_Given problem_
Pull every line with the word "name" out of the entries below.

_Information given_

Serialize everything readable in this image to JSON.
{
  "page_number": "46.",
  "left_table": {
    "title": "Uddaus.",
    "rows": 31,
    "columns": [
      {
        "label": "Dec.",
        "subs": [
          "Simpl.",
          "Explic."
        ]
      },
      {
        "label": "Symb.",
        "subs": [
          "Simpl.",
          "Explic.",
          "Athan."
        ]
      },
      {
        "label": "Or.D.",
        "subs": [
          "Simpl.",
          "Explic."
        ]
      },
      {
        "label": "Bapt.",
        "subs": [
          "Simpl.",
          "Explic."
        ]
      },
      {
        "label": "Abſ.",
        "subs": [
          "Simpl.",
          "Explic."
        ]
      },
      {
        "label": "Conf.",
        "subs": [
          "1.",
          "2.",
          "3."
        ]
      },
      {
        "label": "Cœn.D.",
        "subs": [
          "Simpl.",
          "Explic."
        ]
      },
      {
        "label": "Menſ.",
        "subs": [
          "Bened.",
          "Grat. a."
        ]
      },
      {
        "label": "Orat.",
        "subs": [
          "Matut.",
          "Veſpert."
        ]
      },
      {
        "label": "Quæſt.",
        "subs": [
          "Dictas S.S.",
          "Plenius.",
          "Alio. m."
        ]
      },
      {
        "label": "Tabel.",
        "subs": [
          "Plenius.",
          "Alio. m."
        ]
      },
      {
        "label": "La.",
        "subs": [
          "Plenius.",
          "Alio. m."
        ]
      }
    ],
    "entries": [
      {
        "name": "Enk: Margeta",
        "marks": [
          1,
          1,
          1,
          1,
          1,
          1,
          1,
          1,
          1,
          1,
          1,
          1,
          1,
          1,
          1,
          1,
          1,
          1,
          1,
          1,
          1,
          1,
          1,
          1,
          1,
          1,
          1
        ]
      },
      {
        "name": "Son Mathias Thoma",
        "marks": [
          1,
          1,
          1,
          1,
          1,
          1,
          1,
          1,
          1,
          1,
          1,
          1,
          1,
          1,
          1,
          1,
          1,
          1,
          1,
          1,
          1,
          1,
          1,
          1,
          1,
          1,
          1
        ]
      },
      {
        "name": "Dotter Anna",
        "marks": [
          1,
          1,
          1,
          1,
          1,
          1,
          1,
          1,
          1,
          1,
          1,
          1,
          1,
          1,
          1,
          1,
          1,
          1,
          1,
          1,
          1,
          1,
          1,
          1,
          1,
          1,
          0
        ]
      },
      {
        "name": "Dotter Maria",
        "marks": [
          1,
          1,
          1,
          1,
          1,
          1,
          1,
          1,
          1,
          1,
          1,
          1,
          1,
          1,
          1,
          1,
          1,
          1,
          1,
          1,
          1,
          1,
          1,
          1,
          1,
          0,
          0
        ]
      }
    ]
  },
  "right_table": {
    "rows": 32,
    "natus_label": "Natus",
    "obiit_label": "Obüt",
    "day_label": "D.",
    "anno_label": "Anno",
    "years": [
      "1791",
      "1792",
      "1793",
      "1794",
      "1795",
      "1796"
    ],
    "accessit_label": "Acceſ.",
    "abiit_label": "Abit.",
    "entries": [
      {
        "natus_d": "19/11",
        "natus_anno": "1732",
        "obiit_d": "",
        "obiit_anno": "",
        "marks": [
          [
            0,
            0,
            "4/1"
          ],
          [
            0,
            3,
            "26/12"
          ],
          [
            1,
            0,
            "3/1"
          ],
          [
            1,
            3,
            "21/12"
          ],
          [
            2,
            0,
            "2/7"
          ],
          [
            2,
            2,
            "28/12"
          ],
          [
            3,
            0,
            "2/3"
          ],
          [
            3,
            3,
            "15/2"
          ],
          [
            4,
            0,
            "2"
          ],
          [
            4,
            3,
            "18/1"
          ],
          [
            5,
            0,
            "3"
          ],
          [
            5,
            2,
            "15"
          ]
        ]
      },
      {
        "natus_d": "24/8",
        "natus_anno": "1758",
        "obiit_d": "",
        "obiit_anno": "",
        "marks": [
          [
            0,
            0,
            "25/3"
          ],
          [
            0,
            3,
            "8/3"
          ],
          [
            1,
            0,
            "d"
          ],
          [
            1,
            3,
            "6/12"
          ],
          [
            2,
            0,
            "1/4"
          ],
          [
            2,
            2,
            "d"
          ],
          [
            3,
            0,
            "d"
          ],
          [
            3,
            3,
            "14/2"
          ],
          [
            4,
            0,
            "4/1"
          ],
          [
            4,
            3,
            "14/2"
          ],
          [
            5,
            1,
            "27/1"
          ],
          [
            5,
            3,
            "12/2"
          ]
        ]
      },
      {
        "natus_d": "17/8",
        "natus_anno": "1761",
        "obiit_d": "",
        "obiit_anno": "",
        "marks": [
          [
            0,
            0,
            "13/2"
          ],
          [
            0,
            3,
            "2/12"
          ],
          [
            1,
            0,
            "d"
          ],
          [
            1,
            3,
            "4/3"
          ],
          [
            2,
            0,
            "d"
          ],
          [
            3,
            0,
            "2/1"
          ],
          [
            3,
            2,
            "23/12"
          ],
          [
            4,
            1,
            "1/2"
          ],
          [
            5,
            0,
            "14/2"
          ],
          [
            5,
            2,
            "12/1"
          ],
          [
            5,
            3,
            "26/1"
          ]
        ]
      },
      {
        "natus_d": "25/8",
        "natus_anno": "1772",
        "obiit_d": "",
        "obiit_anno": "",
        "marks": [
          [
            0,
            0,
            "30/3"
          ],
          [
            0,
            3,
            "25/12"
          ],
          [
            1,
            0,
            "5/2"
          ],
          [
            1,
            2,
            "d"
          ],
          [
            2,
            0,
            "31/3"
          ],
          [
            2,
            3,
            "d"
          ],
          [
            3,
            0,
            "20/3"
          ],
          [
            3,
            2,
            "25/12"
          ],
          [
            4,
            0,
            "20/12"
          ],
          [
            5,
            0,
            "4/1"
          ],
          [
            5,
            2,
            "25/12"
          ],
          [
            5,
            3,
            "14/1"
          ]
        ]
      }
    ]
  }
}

_Solution_
        "name": "Enk: Margeta",
        "name": "Son Mathias Thoma",
        "name": "Dotter Anna",
        "name": "Dotter Maria",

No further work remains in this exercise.